魂の正体を探りたいホブスンは自分の脳をスキャンし、自らの複製を三通り、
コンピューターの中に作りだした。

自らの複製を三通りとはどういうことか

・死後の生はどんなものなのか?人間の精神のどの部分が肉体を離れた後で生き続けるのか。
 それを調べるため、コンピュータ処理で肉体を関係のあるすべての要素を削除する。
 ホルモン反応とか、性衝動とかいった生物学的な機能をすべて削除しているもの。
 これをスピリットと呼ぶ

・もう一つは自分は肉体的に不滅な存在だと自覚しているシュミレーション
 肉体の衰えに関係のあるすべての要素を削除する。
 老いや死の恐怖とか、これをアンブロトスと呼ぶ

・最後の一つは他の二つと比較するためのホブスンそのもの
 これをコントロールと呼ぶ

ところが現実に、この三つの複製ののうちどれかの仕業としか思えない殺人が次々に・・・
はたして犯人はどの「ホブスン」なのか?
1995年のネビュラ賞に輝く衝撃の話題作

この著者の他のタイトル
『イリーガルエイリアン』
『さよならダイノサウルス』
『スタープレックス』

三作を読んだ後にこれを読んだわけですが、この人の脳内は一体どうなっているのでしょう。
臨死体験や「魂」の存在を科学的に突き詰めようとする前半から、
コンピュータ上の完全な人格コピーを使った実験、それが引き起こす「殺人」事件の犯人&動機探し・・
個々のアイデアだけでも単独で長編が書けてしまいそうな面白いアイデアを盛り沢山で惜し気もなく繰り出しながら、
最後のまとめ方、見事です。

*表示された記録*

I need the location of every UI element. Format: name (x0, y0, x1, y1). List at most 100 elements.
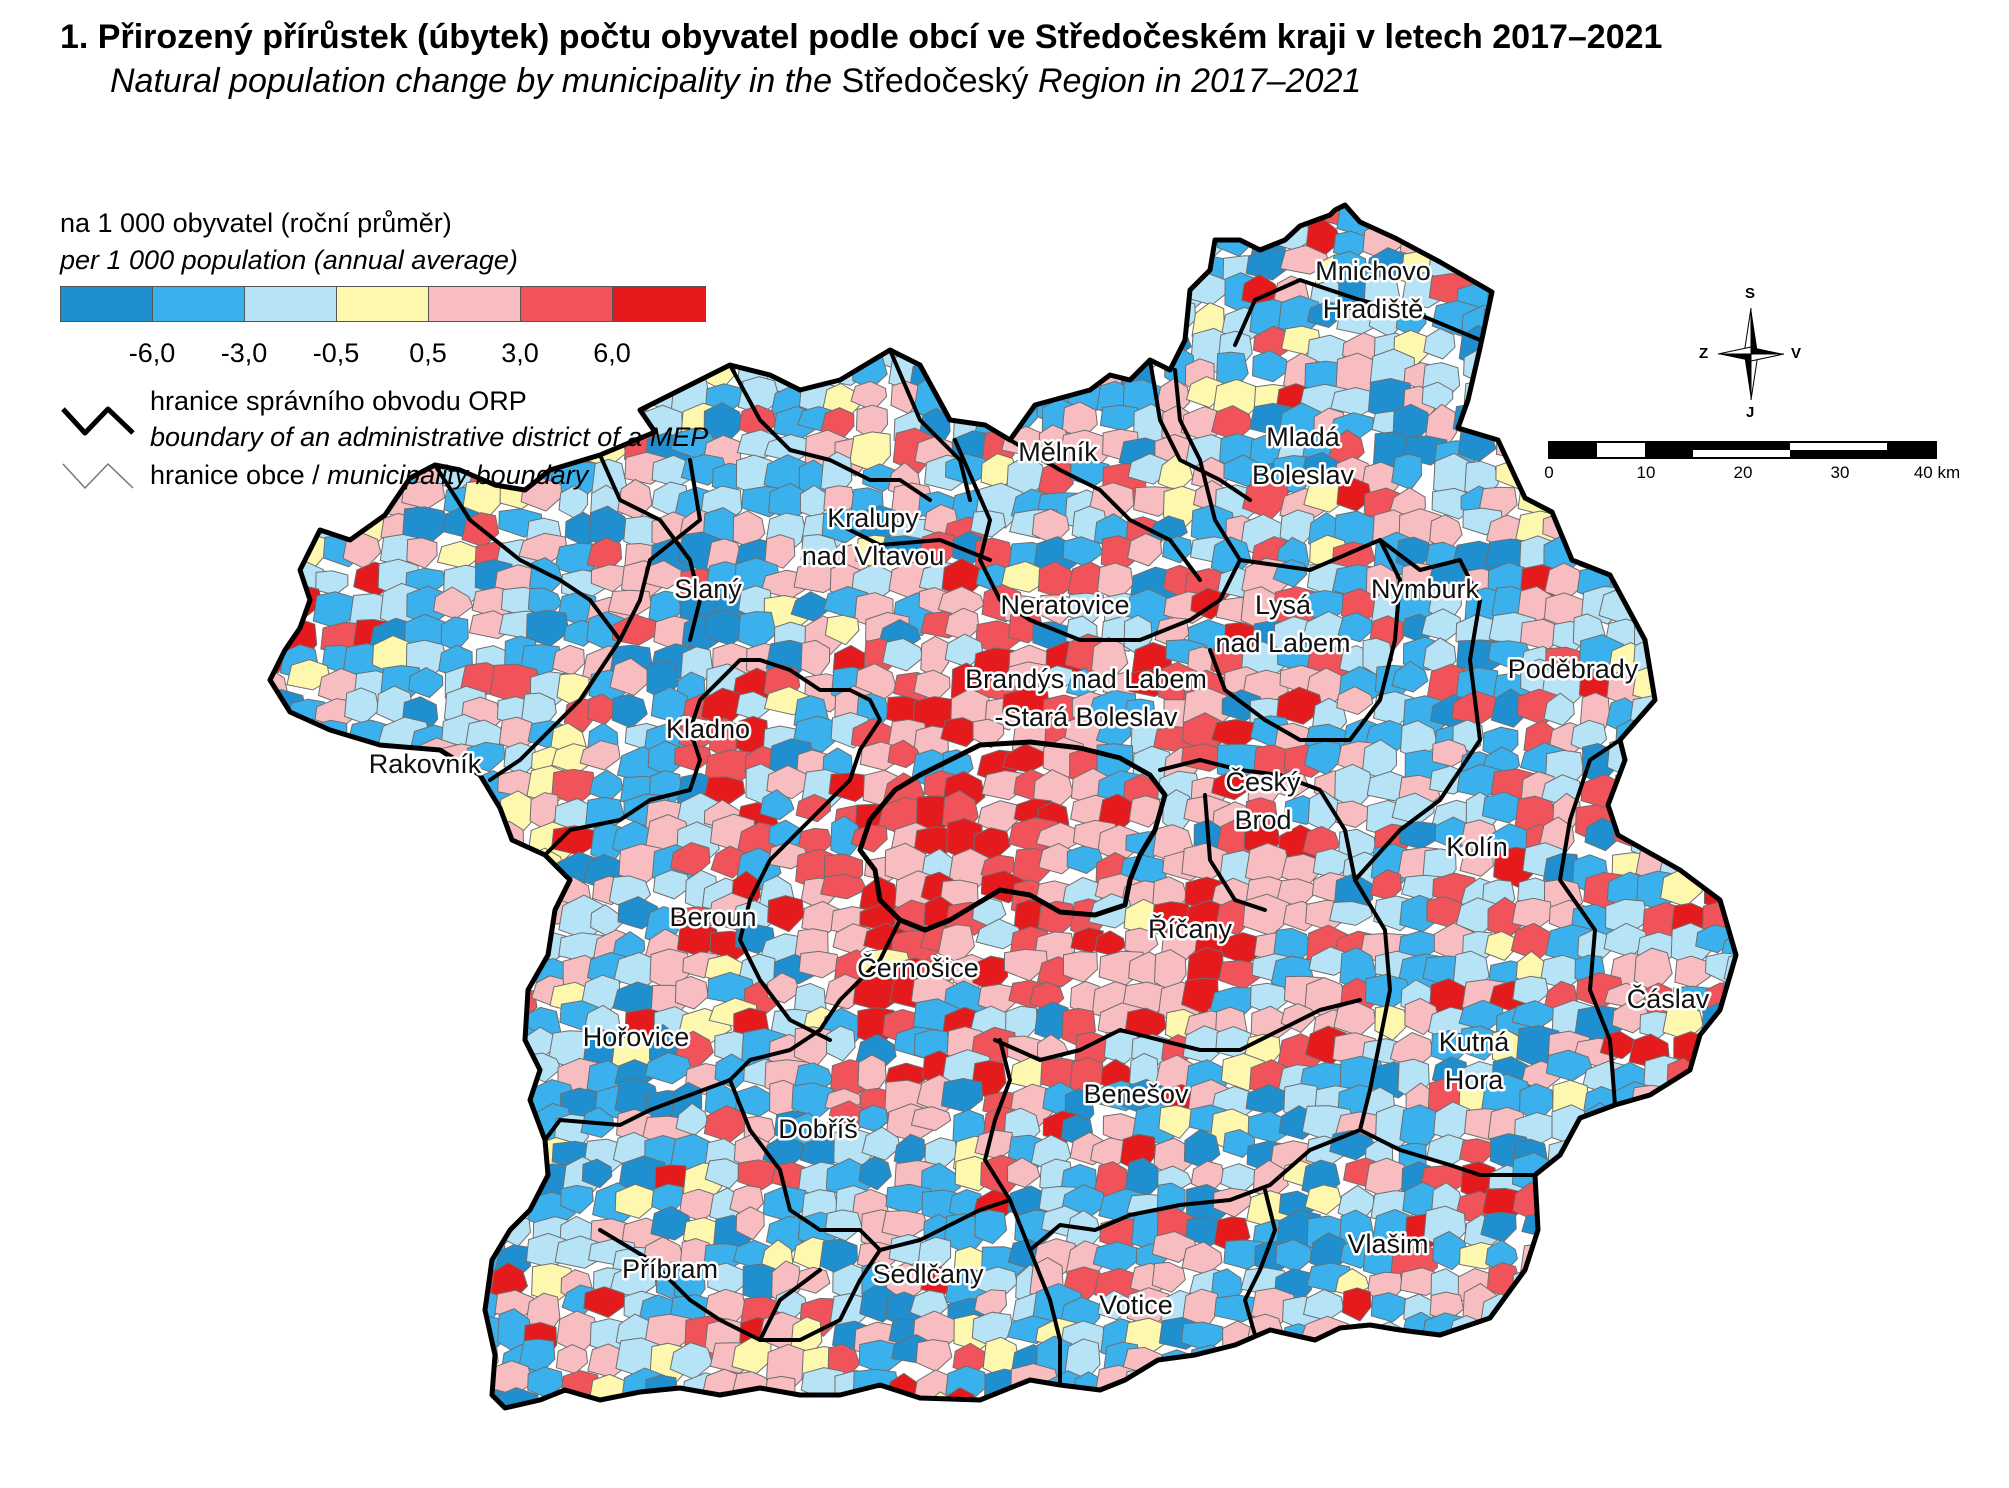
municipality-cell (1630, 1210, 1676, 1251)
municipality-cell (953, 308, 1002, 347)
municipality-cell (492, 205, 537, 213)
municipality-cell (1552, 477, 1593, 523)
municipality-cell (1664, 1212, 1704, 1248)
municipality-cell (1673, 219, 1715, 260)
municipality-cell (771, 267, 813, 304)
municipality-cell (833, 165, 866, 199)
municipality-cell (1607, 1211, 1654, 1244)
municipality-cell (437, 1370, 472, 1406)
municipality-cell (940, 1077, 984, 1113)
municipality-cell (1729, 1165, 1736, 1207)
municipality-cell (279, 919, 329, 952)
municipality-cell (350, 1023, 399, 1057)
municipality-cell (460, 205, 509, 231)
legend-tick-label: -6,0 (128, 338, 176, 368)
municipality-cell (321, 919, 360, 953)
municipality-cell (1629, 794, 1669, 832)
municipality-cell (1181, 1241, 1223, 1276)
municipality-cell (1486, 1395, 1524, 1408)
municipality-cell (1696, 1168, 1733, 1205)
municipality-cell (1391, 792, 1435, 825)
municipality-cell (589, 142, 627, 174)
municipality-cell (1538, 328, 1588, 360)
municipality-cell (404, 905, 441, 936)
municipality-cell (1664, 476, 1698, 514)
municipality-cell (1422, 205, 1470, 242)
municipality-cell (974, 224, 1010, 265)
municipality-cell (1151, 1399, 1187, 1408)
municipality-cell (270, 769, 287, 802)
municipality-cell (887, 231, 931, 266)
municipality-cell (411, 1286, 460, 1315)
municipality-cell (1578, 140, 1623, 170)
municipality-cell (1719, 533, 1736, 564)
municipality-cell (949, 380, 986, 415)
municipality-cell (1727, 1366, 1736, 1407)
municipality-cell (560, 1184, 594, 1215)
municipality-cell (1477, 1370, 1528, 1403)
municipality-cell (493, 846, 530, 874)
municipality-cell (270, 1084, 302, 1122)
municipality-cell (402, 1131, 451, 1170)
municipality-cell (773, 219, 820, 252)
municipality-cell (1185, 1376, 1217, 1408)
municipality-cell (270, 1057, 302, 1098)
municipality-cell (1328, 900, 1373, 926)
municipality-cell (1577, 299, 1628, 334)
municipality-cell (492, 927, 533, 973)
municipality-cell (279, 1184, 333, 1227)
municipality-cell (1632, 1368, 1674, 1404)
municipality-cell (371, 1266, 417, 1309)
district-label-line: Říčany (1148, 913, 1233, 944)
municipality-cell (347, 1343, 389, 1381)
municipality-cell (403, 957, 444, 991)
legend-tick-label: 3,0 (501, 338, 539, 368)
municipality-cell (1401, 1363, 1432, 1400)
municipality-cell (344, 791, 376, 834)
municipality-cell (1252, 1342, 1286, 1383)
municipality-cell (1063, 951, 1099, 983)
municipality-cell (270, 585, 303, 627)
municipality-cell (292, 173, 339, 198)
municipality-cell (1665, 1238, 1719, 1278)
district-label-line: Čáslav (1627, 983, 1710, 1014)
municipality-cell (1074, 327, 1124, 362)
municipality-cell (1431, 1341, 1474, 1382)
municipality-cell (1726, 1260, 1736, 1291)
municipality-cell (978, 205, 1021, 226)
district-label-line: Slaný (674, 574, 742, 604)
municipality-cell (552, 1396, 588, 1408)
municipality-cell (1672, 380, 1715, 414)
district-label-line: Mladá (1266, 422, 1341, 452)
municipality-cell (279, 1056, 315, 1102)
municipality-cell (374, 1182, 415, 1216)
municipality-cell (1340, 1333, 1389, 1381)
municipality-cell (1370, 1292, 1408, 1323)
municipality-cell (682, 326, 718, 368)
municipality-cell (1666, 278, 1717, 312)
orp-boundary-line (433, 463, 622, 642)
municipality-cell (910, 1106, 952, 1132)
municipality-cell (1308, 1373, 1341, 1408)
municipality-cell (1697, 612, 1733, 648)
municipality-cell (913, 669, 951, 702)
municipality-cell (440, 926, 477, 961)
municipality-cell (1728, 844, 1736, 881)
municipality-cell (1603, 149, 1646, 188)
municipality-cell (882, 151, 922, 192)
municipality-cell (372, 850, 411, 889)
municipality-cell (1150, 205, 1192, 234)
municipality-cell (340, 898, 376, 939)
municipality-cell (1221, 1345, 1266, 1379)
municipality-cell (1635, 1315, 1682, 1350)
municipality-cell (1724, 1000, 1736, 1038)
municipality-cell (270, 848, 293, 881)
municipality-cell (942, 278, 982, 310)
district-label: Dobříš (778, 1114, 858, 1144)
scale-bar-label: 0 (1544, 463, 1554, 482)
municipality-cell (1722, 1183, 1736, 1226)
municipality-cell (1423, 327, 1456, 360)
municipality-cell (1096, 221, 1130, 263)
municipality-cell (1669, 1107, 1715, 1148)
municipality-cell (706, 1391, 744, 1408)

*指示 1*
本文のうち、「魂の正体を探りたいホブスンは自分の脳をスキャンし、自らの複製を三通り、」から「ホルモン反応とか、性衝動とかいった生物学的な機能をすべて削除しているもの。」までを、その両方も含めてそのまま書き写してください。
*指示 2*
ホブスンの複製が出てくる小説についての文章を、最後の文の後から書き足してください。

*解答 1*
魂の正体を探りたいホブスンは自分の脳をスキャンし、自らの複製を三通り、
コンピューターの中に作りだした。

自らの複製を三通りとはどういうことか

・死後の生はどんなものなのか?人間の精神のどの部分が肉体を離れた後で生き続けるのか。
 それを調べるため、コンピュータ処理で肉体を関係のあるすべての要素を削除する。
 ホルモン反応とか、性衝動とかいった生物学的な機能をすべて削除しているもの。

*解答 2*
脳を扱っている関係上、脳の話も多く出てくるのですが、
その中でわたしがもっとも感心した文章を紹介します。

笑いというのは、たとえそれが内面だけの笑いであろうとも、
脳の内部で生まれた新たな連結に付随する反応だ。
つまりシナプスが、それまでなかった、あるいはめったになかったかたちで発火するということだな。

中略

社交的な笑いには、内面的な笑いとは違う目的があるんだと思う。
つまり、予期せぬ連結は面白いかもしれないが、それは同時に狼狽させられるものでもある。
脳は、機能不全が起きたのだろうかと悩んでしまい、周囲に他人がいれば笑いという合図を送り、
同じ合図が返ってくると安心する。だが、もしも合図が返ってこなかったら、のは不安になる

自分の方になにか問題があるのかもしれないと

だからこそ、「意味がわからないのかい?」と熱心にたずねたりするんだな。
どうしてもジョークの意味を説明したくなって、
他の人々がそれをおもしろいと感じてくれない時には本気で狼狽する。

テレビのコメディ番組で笑い声が流れるのも同じ理由だ。
あれは、面白い部分を視聴者に教えているわけではなくて、
それを面白いと感じることがごく正常な反応だと知らせて、
われわれを安心させようとしているんだ。
録音された笑い声がながれたところで、ばかげた番組がよりおもしろくなるわけではないが、
安心できるおかげでその番組をいっそう楽しめるようになる。


ホントにこの人の知識はどこまで広がっているのでしょうか。
知らない事がないのでは?と思わせるほど広範囲の知識を持っています。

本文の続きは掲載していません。